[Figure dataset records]

· · ·

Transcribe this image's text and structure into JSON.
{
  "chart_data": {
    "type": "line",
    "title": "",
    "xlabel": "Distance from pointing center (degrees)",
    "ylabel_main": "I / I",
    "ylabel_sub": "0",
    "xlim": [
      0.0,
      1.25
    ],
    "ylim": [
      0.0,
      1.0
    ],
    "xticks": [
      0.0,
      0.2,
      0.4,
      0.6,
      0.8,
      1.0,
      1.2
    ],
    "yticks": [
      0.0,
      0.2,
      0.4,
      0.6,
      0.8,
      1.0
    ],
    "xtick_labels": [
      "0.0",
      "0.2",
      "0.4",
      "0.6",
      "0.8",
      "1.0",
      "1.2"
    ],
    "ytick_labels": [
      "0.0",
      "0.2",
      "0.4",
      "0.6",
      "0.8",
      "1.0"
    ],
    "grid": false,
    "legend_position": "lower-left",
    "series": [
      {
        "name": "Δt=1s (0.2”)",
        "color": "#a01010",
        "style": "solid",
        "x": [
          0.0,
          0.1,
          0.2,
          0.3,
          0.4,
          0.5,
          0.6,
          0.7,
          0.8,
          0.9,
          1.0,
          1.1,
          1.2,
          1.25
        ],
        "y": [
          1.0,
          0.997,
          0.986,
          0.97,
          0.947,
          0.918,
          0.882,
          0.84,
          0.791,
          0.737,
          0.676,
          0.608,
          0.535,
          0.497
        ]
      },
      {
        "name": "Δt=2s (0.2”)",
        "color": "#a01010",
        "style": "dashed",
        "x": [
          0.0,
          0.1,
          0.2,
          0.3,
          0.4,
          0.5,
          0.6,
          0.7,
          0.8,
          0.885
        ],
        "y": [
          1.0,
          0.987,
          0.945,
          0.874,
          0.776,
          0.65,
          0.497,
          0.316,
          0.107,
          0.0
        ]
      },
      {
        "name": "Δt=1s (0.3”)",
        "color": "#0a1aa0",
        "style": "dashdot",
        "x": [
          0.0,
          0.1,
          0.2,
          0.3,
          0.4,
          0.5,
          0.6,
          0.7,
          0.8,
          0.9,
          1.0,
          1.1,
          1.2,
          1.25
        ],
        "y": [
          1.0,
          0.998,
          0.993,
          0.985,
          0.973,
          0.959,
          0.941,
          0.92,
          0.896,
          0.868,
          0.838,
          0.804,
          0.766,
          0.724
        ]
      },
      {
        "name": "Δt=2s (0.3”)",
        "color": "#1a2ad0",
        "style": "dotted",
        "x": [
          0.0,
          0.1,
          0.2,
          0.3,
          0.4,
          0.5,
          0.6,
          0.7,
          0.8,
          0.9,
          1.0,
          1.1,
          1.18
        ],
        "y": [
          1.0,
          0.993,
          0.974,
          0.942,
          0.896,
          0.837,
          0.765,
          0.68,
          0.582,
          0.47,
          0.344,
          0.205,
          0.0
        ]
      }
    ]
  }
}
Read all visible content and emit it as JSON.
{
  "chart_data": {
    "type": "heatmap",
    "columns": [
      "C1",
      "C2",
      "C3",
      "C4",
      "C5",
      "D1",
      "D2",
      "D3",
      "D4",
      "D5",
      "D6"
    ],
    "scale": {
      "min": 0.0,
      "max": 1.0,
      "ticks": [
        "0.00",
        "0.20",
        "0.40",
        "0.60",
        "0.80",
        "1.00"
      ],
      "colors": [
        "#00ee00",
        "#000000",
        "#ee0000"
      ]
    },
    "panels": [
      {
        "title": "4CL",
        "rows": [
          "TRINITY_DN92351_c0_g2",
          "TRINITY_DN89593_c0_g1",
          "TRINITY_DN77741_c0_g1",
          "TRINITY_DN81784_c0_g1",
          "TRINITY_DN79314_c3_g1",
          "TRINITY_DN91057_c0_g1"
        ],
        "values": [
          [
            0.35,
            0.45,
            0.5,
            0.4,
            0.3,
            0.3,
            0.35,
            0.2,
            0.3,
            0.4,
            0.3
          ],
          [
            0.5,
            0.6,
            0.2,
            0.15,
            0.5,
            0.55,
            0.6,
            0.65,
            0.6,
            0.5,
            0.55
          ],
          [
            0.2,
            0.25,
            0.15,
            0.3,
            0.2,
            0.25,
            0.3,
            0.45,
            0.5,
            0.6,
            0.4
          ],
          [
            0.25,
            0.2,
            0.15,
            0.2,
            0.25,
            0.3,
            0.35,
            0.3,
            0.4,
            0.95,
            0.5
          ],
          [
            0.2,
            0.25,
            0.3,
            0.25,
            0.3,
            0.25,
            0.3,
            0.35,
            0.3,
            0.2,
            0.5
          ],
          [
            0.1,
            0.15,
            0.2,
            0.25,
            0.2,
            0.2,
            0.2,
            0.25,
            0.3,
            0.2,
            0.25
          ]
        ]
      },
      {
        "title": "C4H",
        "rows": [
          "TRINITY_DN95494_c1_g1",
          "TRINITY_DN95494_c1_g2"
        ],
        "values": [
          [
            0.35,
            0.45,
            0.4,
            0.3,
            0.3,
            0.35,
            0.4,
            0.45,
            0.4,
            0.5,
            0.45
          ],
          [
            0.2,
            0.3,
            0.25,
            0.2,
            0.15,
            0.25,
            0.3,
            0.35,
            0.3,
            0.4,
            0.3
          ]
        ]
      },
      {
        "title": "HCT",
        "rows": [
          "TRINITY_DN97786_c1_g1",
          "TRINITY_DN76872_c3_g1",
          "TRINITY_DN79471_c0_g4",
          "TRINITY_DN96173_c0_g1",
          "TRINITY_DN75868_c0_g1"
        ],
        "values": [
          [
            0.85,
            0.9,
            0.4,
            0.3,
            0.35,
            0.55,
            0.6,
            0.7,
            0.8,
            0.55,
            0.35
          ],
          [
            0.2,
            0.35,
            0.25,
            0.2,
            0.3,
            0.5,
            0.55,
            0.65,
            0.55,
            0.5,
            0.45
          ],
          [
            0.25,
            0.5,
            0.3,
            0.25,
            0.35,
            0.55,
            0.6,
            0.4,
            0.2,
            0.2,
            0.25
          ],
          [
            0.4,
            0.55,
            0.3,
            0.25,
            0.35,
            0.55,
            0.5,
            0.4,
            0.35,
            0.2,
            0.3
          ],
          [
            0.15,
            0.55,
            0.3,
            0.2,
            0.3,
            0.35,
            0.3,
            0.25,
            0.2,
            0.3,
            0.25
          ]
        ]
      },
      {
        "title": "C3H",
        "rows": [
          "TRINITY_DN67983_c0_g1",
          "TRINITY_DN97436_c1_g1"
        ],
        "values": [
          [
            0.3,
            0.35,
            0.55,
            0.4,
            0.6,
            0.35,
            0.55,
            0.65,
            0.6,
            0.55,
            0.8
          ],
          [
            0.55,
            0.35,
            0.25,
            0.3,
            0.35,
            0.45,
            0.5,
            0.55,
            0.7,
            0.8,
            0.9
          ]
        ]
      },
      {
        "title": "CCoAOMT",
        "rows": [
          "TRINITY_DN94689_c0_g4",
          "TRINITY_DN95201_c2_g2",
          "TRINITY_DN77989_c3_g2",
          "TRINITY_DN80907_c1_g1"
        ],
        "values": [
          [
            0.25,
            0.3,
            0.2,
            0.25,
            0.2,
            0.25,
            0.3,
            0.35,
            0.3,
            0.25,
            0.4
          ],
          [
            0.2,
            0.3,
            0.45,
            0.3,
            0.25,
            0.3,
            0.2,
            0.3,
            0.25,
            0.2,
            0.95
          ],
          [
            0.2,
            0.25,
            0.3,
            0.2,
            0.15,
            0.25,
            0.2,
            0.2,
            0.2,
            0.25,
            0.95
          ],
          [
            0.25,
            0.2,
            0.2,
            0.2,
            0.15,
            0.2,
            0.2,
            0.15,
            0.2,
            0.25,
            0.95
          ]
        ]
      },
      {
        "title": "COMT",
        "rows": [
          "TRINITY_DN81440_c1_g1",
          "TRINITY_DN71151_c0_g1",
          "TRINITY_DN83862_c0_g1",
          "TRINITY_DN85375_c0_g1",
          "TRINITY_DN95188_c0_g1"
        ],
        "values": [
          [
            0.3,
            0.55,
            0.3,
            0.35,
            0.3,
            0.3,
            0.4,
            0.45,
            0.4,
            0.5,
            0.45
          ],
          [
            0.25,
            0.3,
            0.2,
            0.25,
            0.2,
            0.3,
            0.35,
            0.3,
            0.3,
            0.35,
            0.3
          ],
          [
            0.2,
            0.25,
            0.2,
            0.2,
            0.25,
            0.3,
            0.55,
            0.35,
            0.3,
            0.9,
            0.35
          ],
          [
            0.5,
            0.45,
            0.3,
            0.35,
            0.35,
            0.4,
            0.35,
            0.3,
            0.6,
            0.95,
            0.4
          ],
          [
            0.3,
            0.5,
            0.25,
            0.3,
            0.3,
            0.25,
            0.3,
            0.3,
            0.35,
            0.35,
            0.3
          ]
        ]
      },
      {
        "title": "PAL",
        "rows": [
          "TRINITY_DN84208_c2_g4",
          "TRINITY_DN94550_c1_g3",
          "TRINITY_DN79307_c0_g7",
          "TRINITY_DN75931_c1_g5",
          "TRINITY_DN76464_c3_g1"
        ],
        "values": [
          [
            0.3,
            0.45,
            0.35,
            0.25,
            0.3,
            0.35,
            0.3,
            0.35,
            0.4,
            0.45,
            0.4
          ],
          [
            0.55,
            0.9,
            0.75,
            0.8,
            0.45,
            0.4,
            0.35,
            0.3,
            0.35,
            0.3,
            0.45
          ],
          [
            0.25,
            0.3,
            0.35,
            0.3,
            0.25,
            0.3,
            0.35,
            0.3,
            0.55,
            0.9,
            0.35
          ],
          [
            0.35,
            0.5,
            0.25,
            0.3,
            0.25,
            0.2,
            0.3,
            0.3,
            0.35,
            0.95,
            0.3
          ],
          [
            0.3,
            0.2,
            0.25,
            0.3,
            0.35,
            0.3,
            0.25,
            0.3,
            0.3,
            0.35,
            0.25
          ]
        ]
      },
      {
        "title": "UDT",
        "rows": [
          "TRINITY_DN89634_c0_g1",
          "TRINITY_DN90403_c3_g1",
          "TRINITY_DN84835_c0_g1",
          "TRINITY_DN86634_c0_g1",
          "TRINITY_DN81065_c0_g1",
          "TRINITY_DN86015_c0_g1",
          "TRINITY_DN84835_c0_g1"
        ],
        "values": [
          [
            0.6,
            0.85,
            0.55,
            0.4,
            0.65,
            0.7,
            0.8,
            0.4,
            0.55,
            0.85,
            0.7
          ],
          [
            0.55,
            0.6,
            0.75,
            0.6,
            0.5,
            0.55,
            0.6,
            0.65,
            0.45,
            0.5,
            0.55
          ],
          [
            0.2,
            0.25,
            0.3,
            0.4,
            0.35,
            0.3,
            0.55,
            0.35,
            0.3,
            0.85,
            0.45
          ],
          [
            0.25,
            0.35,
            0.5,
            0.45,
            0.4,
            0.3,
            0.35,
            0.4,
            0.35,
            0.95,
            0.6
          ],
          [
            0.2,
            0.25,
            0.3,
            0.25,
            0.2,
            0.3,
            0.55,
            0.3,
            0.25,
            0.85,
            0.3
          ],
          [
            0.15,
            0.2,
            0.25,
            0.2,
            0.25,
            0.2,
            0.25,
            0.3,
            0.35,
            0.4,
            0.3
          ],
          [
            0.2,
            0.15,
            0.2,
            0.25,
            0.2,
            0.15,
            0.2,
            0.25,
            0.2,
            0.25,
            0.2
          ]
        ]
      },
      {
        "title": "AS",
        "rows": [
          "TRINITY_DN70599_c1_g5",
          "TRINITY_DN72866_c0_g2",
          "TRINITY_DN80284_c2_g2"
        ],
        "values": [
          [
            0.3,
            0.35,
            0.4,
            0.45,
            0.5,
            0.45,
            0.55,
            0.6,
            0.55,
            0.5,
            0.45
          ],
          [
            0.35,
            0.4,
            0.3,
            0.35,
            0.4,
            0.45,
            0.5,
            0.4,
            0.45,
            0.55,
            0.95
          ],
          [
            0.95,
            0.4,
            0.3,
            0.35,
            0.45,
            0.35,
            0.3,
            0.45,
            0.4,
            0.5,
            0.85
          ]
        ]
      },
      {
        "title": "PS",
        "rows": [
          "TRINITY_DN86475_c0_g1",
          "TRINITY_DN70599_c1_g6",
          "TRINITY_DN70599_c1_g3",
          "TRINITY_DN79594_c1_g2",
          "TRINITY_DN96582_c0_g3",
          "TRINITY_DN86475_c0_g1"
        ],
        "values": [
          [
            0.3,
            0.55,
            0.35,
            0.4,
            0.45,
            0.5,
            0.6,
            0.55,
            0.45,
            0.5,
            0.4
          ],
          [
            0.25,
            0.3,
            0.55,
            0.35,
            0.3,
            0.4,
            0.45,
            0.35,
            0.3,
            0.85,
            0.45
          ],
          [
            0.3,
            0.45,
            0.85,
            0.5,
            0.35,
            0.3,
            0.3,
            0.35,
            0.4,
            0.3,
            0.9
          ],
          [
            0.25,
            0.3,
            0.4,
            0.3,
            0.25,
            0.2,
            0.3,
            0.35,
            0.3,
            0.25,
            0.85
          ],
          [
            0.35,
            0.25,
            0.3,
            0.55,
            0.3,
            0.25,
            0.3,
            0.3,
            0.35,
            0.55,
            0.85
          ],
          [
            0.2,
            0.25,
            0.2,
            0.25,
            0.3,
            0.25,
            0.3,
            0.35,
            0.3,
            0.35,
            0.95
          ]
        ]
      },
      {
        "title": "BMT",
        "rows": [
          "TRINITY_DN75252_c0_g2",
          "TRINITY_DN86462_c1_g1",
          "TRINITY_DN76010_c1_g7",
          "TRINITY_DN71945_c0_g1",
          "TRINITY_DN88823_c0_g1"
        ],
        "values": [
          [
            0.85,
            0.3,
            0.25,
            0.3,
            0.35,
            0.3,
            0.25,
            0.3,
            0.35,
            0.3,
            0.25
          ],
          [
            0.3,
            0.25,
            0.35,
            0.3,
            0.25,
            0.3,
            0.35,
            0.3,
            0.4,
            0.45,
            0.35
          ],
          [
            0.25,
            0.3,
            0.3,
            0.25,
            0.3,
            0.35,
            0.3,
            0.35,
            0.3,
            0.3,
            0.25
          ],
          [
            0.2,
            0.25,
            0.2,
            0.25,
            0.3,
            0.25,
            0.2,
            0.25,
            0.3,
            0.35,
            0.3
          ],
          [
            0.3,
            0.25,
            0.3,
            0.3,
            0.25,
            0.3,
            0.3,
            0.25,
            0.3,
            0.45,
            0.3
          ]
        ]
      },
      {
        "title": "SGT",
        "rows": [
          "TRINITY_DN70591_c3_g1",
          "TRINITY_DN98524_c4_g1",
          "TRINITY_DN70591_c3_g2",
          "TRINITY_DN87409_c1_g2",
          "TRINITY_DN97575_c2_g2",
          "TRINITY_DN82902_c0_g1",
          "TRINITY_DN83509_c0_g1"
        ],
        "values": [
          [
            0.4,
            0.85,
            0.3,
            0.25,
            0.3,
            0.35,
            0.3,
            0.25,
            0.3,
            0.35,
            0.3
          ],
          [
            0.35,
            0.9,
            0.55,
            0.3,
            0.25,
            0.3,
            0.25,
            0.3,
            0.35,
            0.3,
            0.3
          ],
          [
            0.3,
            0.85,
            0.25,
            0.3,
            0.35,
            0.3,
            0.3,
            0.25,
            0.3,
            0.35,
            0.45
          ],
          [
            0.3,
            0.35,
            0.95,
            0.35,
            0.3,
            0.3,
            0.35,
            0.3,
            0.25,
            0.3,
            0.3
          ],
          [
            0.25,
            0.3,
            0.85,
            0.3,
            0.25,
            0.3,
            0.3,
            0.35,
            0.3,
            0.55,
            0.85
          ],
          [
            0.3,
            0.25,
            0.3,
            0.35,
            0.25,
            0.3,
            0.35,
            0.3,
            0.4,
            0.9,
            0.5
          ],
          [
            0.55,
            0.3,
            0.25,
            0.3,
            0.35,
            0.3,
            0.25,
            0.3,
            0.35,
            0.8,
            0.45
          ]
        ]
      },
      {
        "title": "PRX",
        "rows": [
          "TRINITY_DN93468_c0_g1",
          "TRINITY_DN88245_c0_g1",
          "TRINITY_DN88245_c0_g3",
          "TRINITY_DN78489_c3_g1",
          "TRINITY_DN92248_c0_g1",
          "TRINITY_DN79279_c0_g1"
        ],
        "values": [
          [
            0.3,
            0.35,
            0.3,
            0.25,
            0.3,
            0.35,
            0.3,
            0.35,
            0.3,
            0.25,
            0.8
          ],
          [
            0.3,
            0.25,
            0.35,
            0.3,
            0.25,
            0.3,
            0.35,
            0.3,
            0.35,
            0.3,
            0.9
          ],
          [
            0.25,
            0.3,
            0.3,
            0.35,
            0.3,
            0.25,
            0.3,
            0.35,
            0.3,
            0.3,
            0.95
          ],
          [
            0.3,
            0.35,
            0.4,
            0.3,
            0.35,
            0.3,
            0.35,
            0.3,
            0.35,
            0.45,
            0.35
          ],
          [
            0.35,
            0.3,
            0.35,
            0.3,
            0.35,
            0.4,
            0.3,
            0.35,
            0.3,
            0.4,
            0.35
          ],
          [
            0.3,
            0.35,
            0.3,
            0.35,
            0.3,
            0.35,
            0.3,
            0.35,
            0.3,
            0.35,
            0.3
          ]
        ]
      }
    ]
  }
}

· · ·

Collect the lines of the data that carry the word "style".

FINISHED EXERCISE =>
        "style": "solid",
        "style": "dashed",
        "style": "dashdot",
        "style": "dotted",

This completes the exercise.